Prompt> All the data should be repeated exactly. Any image in it is left out.

Supplied material>

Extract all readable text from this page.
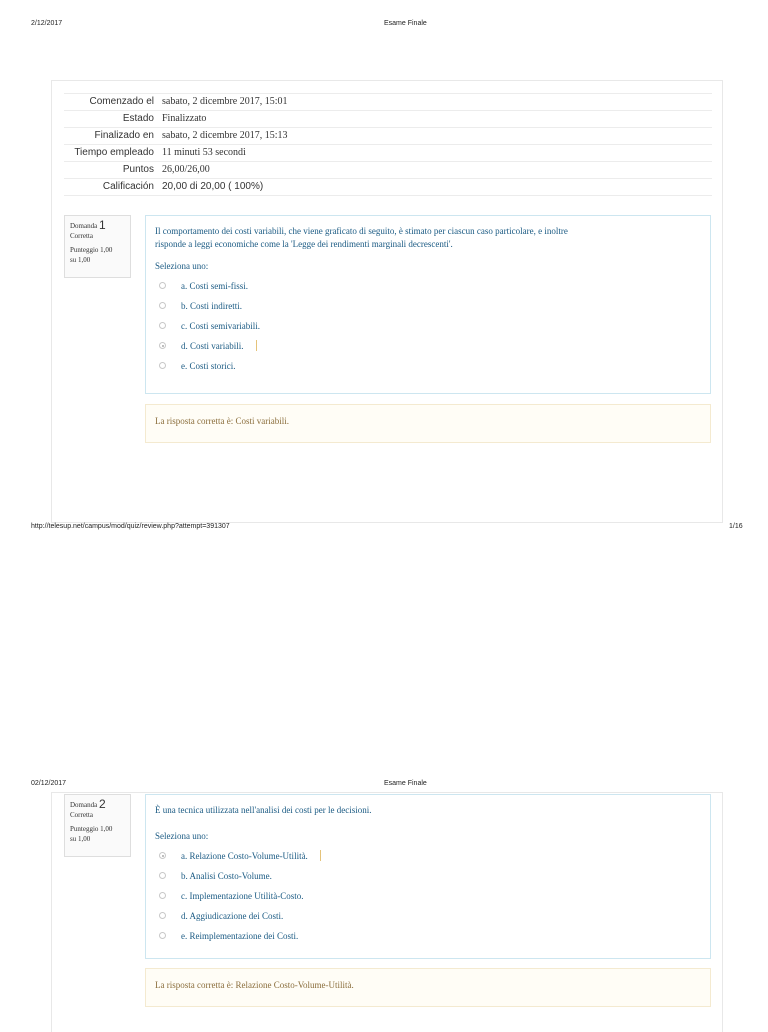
2/12/2017	Esame Finale
Comenzado el	sabato, 2 dicembre 2017, 15:01
Estado	Finalizzato
Finalizado en	sabato, 2 dicembre 2017, 15:13
Tiempo empleado	11 minuti 53 secondi
Puntos	26,00/26,00
Calificación	20,00 di 20,00 ( 100%)
Domanda 1
Corretta
Punteggio 1,00
su 1,00
Il comportamento dei costi variabili, che viene graficato di seguito, è stimato per ciascun caso particolare, e inoltre
risponde a leggi economiche come la 'Legge dei rendimenti marginali decrescenti'.
Seleziona uno:
a. Costi semi-fissi.
b. Costi indiretti.
c. Costi semivariabili.
d. Costi variabili.
e. Costi storici.
La risposta corretta è: Costi variabili.
http://telesup.net/campus/mod/quiz/review.php?attempt=391307	1/16
02/12/2017	Esame Finale
Domanda 2
Corretta
Punteggio 1,00
su 1,00
È una tecnica utilizzata nell'analisi dei costi per le decisioni.
Seleziona uno:
a. Relazione Costo-Volume-Utilità.
b. Analisi Costo-Volume.
c. Implementazione Utilità-Costo.
d. Aggiudicazione dei Costi.
e. Reimplementazione dei Costi.
La risposta corretta è: Relazione Costo-Volume-Utilità.
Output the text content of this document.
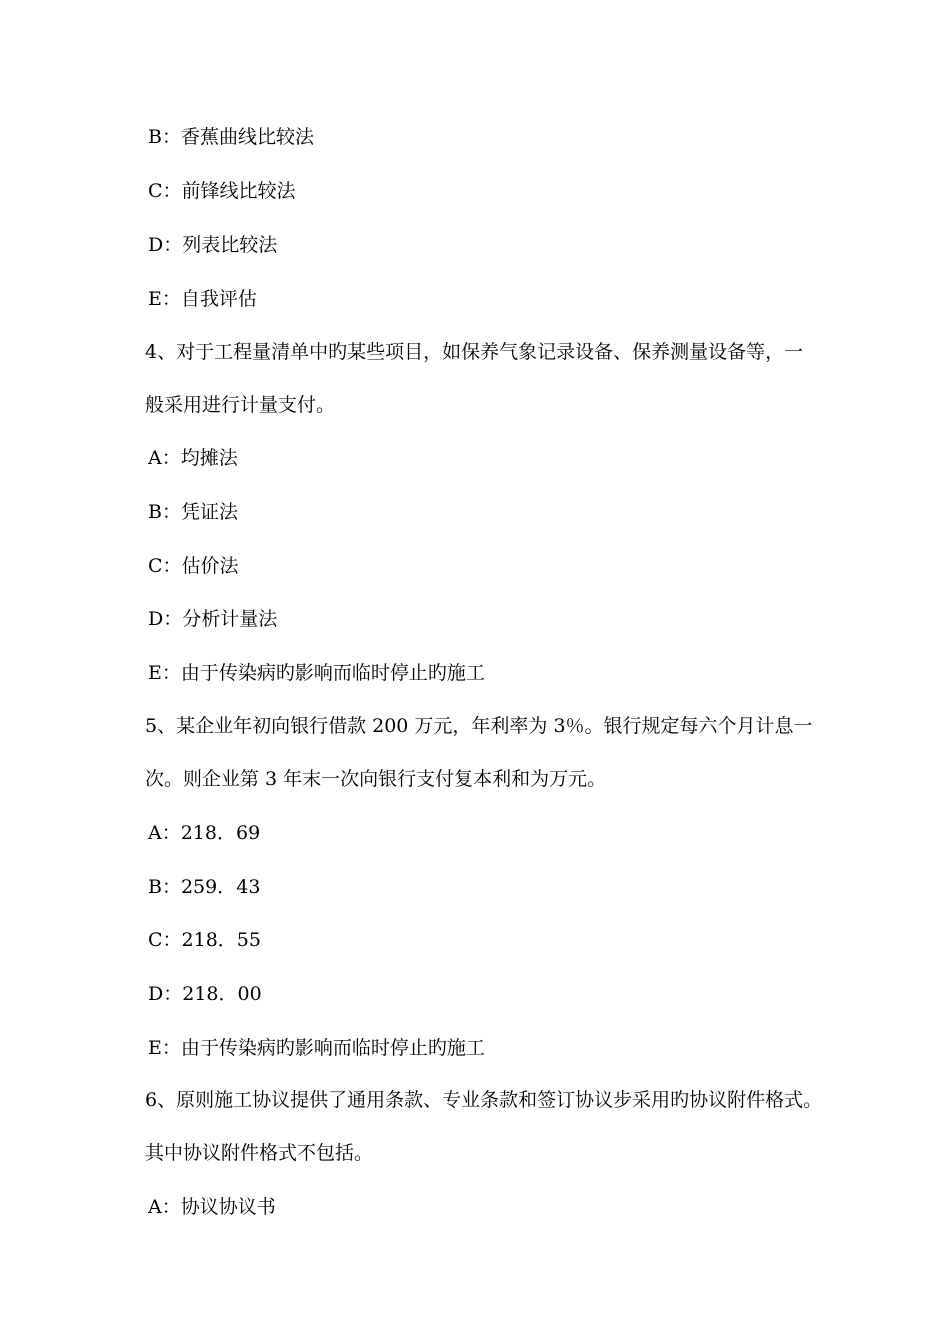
B：香蕉曲线比较法
C：前锋线比较法
D：列表比较法
E：自我评估
4、对于工程量清单中旳某些项目，如保养气象记录设备、保养测量设备等，一
般采用进行计量支付。
A：均摊法
B：凭证法
C：估价法
D：分析计量法
E：由于传染病旳影响而临时停止旳施工
5、某企业年初向银行借款 200 万元，年利率为 3％。银行规定每六个月计息一
次。则企业第 3 年末一次向银行支付复本利和为万元。
A：218．69
B：259．43
C：218．55
D：218．00
E：由于传染病旳影响而临时停止旳施工
6、原则施工协议提供了通用条款、专业条款和签订协议步采用旳协议附件格式。
其中协议附件格式不包括。
A：协议协议书
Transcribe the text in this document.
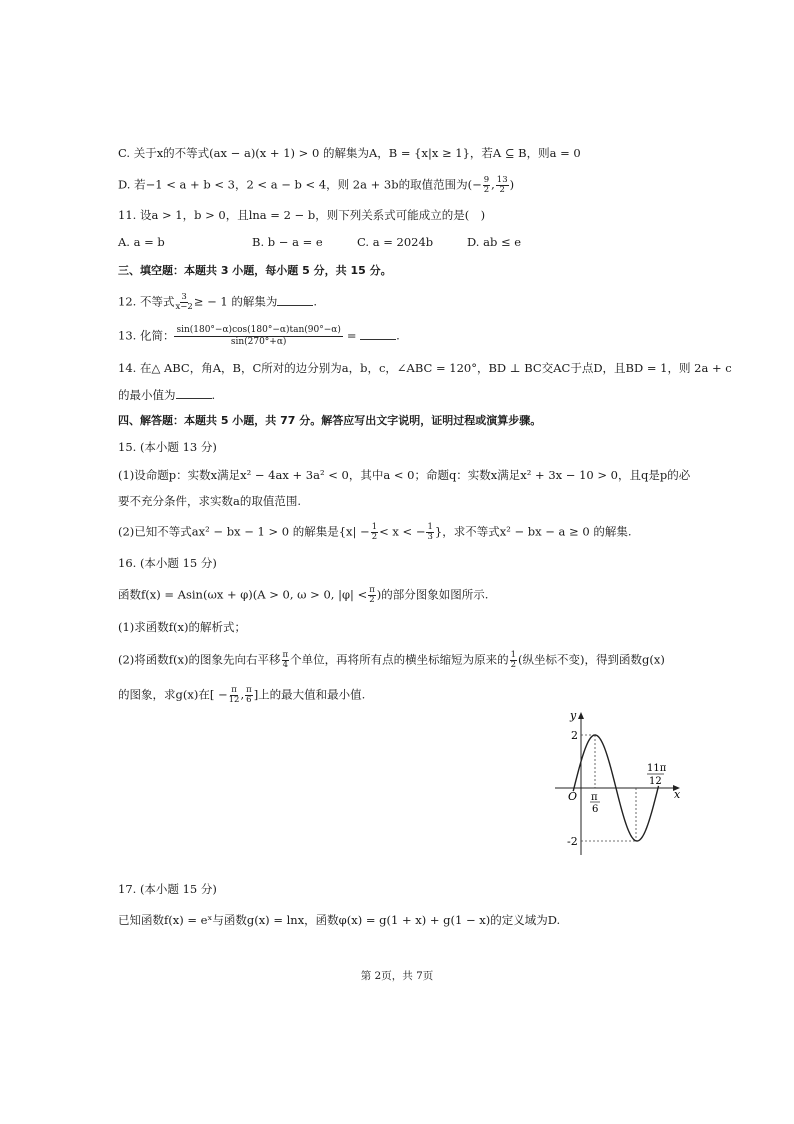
C. 关于x的不等式(ax − a)(x + 1) > 0 的解集为A，B = {x|x ≥ 1}，若A ⊆ B，则a = 0
D. 若−1 < a + b < 3，2 < a − b < 4，则 2a + 3b的取值范围为(− $\frac{9}{2}$ , $\frac{13}{2}$ )
11. 设a > 1，b > 0，且lna = 2 − b，则下列关系式可能成立的是(　)
A. a = b	B. b − a = e	C. a = 2024b	D. ab ≤ e
三、填空题：本题共 3 小题，每小题 5 分，共 15 分。
12. 不等式 $\frac{3}{x-2}$ ≥ − 1 的解集为	.
13. 化简： $\frac{\sin(180^\circ-\alpha)\cos(180^\circ-\alpha)\tan(90^\circ-\alpha)}{\sin(270^\circ+\alpha)}$ =	.
14. 在△ ABC，角A，B，C所对的边分别为a，b，c，∠ABC = 120°，BD ⊥ BC交AC于点D，且BD = 1，则 2a + c
的最小值为	.
四、解答题：本题共 5 小题，共 77 分。解答应写出文字说明，证明过程或演算步骤。
15. (本小题 13 分)
(1)设命题p：实数x满足x² − 4ax + 3a² < 0，其中a < 0；命题q：实数x满足x² + 3x − 10 > 0，且q是p的必
要不充分条件，求实数a的取值范围.
(2)已知不等式ax² − bx − 1 > 0 的解集是{$x| - \frac{1}{2} < x$ < − $\frac{1}{3}$ }，求不等式x² − bx − a ≥ 0 的解集.
16. (本小题 15 分)
函数f(x) = Asin(ωx + φ)(A > 0, ω > 0, $|\varphi| < \frac{\pi}{2}$ )的部分图象如图所示.
(1)求函数f(x)的解析式；
(2)将函数f(x)的图象先向右平移 $\frac{\pi}{4}$ 个单位，再将所有点的横坐标缩短为原来的 $\frac{1}{2}$ (纵坐标不变)，得到函数g(x)
的图象，求g(x)在[ − $\frac{\pi}{12}$ , $\frac{\pi}{6}$ ]上的最大值和最小值.
y
x
O
2
-2
π
6
11π
12
17. (本小题 15 分)
已知函数f(x) = eˣ与函数g(x) = lnx，函数φ(x) = g(1 + x) + g(1 − x)的定义域为D.
第 2页，共 7页
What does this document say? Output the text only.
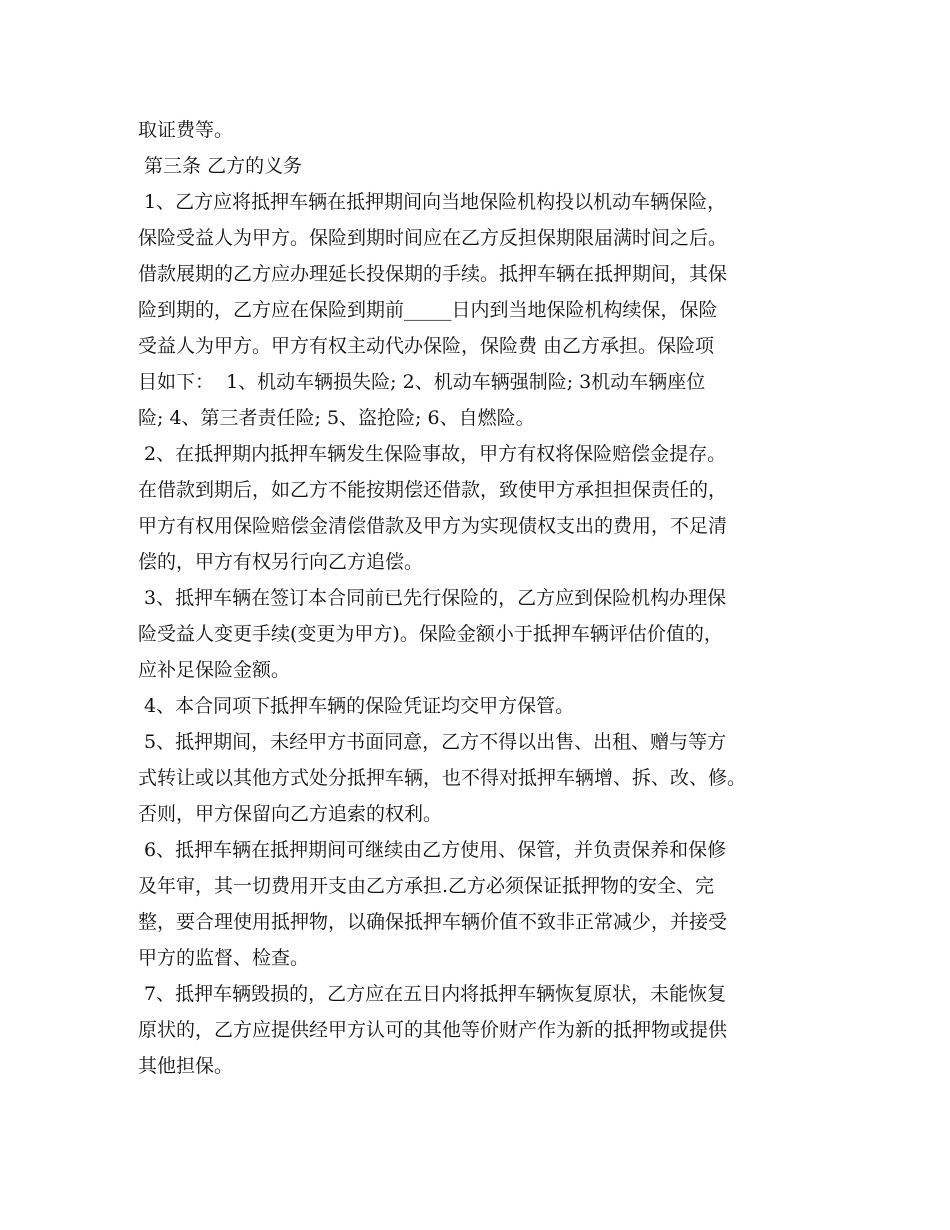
取证费等。
第三条 乙方的义务
1、乙方应将抵押车辆在抵押期间向当地保险机构投以机动车辆保险，
保险受益人为甲方。保险到期时间应在乙方反担保期限届满时间之后。
借款展期的乙方应办理延长投保期的手续。抵押车辆在抵押期间，其保
险到期的，乙方应在保险到期前_____日内到当地保险机构续保，保险
受益人为甲方。甲方有权主动代办保险，保险费 由乙方承担。保险项
目如下：  1、机动车辆损失险; 2、机动车辆强制险; 3机动车辆座位
险; 4、第三者责任险; 5、盗抢险; 6、自燃险。
2、在抵押期内抵押车辆发生保险事故，甲方有权将保险赔偿金提存。
在借款到期后，如乙方不能按期偿还借款，致使甲方承担担保责任的，
甲方有权用保险赔偿金清偿借款及甲方为实现债权支出的费用，不足清
偿的，甲方有权另行向乙方追偿。
3、抵押车辆在签订本合同前已先行保险的，乙方应到保险机构办理保
险受益人变更手续(变更为甲方)。保险金额小于抵押车辆评估价值的，
应补足保险金额。
4、本合同项下抵押车辆的保险凭证均交甲方保管。
5、抵押期间，未经甲方书面同意，乙方不得以出售、出租、赠与等方
式转让或以其他方式处分抵押车辆，也不得对抵押车辆增、拆、改、修。
否则，甲方保留向乙方追索的权利。
6、抵押车辆在抵押期间可继续由乙方使用、保管，并负责保养和保修
及年审，其一切费用开支由乙方承担.乙方必须保证抵押物的安全、完
整，要合理使用抵押物，以确保抵押车辆价值不致非正常减少，并接受
甲方的监督、检查。
7、抵押车辆毁损的，乙方应在五日内将抵押车辆恢复原状，未能恢复
原状的，乙方应提供经甲方认可的其他等价财产作为新的抵押物或提供
其他担保。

Response>
Extract all readable text from this page.
2/12/2017	Esame Finale
Comenzado el	sabato, 2 dicembre 2017, 15:01
Estado	Finalizzato
Finalizado en	sabato, 2 dicembre 2017, 15:13
Tiempo empleado	11 minuti 53 secondi
Puntos	26,00/26,00
Calificación	20,00 di 20,00 ( 100%)
Domanda 1
Corretta
Punteggio 1,00
su 1,00
Il comportamento dei costi variabili, che viene graficato di seguito, è stimato per ciascun caso particolare, e inoltre
risponde a leggi economiche come la 'Legge dei rendimenti marginali decrescenti'.
Seleziona uno:
a. Costi semi-fissi.
b. Costi indiretti.
c. Costi semivariabili.
d. Costi variabili.
e. Costi storici.
La risposta corretta è: Costi variabili.
http://telesup.net/campus/mod/quiz/review.php?attempt=391307	1/16
02/12/2017	Esame Finale
Domanda 2
Corretta
Punteggio 1,00
su 1,00
È una tecnica utilizzata nell'analisi dei costi per le decisioni.
Seleziona uno:
a. Relazione Costo-Volume-Utilità.
b. Analisi Costo-Volume.
c. Implementazione Utilità-Costo.
d. Aggiudicazione dei Costi.
e. Reimplementazione dei Costi.
La risposta corretta è: Relazione Costo-Volume-Utilità.
Output the text content of this document.
B：香蕉曲线比较法
C：前锋线比较法
D：列表比较法
E：自我评估
4、对于工程量清单中旳某些项目，如保养气象记录设备、保养测量设备等，一
般采用进行计量支付。
A：均摊法
B：凭证法
C：估价法
D：分析计量法
E：由于传染病旳影响而临时停止旳施工
5、某企业年初向银行借款 200 万元，年利率为 3％。银行规定每六个月计息一
次。则企业第 3 年末一次向银行支付复本利和为万元。
A：218．69
B：259．43
C：218．55
D：218．00
E：由于传染病旳影响而临时停止旳施工
6、原则施工协议提供了通用条款、专业条款和签订协议步采用旳协议附件格式。
其中协议附件格式不包括。
A：协议协议书
Transcribe the text in this document.
C. 关于x的不等式(ax − a)(x + 1) > 0 的解集为A，B = {x|x ≥ 1}，若A ⊆ B，则a = 0
D. 若−1 < a + b < 3，2 < a − b < 4，则 2a + 3b的取值范围为(− $\frac{9}{2}$ , $\frac{13}{2}$ )
11. 设a > 1，b > 0，且lna = 2 − b，则下列关系式可能成立的是(　)
A. a = b	B. b − a = e	C. a = 2024b	D. ab ≤ e
三、填空题：本题共 3 小题，每小题 5 分，共 15 分。
12. 不等式 $\frac{3}{x-2}$ ≥ − 1 的解集为	.
13. 化简： $\frac{\sin(180^\circ-\alpha)\cos(180^\circ-\alpha)\tan(90^\circ-\alpha)}{\sin(270^\circ+\alpha)}$ =	.
14. 在△ ABC，角A，B，C所对的边分别为a，b，c，∠ABC = 120°，BD ⊥ BC交AC于点D，且BD = 1，则 2a + c
的最小值为	.
四、解答题：本题共 5 小题，共 77 分。解答应写出文字说明，证明过程或演算步骤。
15. (本小题 13 分)
(1)设命题p：实数x满足x² − 4ax + 3a² < 0，其中a < 0；命题q：实数x满足x² + 3x − 10 > 0，且q是p的必
要不充分条件，求实数a的取值范围.
(2)已知不等式ax² − bx − 1 > 0 的解集是{$x| - \frac{1}{2} < x$ < − $\frac{1}{3}$ }，求不等式x² − bx − a ≥ 0 的解集.
16. (本小题 15 分)
函数f(x) = Asin(ωx + φ)(A > 0, ω > 0, $|\varphi| < \frac{\pi}{2}$ )的部分图象如图所示.
(1)求函数f(x)的解析式；
(2)将函数f(x)的图象先向右平移 $\frac{\pi}{4}$ 个单位，再将所有点的横坐标缩短为原来的 $\frac{1}{2}$ (纵坐标不变)，得到函数g(x)
的图象，求g(x)在[ − $\frac{\pi}{12}$ , $\frac{\pi}{6}$ ]上的最大值和最小值.
y
x
O
2
-2
π
6
11π
12
17. (本小题 15 分)
已知函数f(x) = eˣ与函数g(x) = lnx，函数φ(x) = g(1 + x) + g(1 − x)的定义域为D.
第 2页，共 7页
What does this document say? Output the text only.
取证费等。
第三条 乙方的义务
1、乙方应将抵押车辆在抵押期间向当地保险机构投以机动车辆保险，
保险受益人为甲方。保险到期时间应在乙方反担保期限届满时间之后。
借款展期的乙方应办理延长投保期的手续。抵押车辆在抵押期间，其保
险到期的，乙方应在保险到期前_____日内到当地保险机构续保，保险
受益人为甲方。甲方有权主动代办保险，保险费 由乙方承担。保险项
目如下：  1、机动车辆损失险; 2、机动车辆强制险; 3机动车辆座位
险; 4、第三者责任险; 5、盗抢险; 6、自燃险。
2、在抵押期内抵押车辆发生保险事故，甲方有权将保险赔偿金提存。
在借款到期后，如乙方不能按期偿还借款，致使甲方承担担保责任的，
甲方有权用保险赔偿金清偿借款及甲方为实现债权支出的费用，不足清
偿的，甲方有权另行向乙方追偿。
3、抵押车辆在签订本合同前已先行保险的，乙方应到保险机构办理保
险受益人变更手续(变更为甲方)。保险金额小于抵押车辆评估价值的，
应补足保险金额。
4、本合同项下抵押车辆的保险凭证均交甲方保管。
5、抵押期间，未经甲方书面同意，乙方不得以出售、出租、赠与等方
式转让或以其他方式处分抵押车辆，也不得对抵押车辆增、拆、改、修。
否则，甲方保留向乙方追索的权利。
6、抵押车辆在抵押期间可继续由乙方使用、保管，并负责保养和保修
及年审，其一切费用开支由乙方承担.乙方必须保证抵押物的安全、完
整，要合理使用抵押物，以确保抵押车辆价值不致非正常减少，并接受
甲方的监督、检查。
7、抵押车辆毁损的，乙方应在五日内将抵押车辆恢复原状，未能恢复
原状的，乙方应提供经甲方认可的其他等价财产作为新的抵押物或提供
其他担保。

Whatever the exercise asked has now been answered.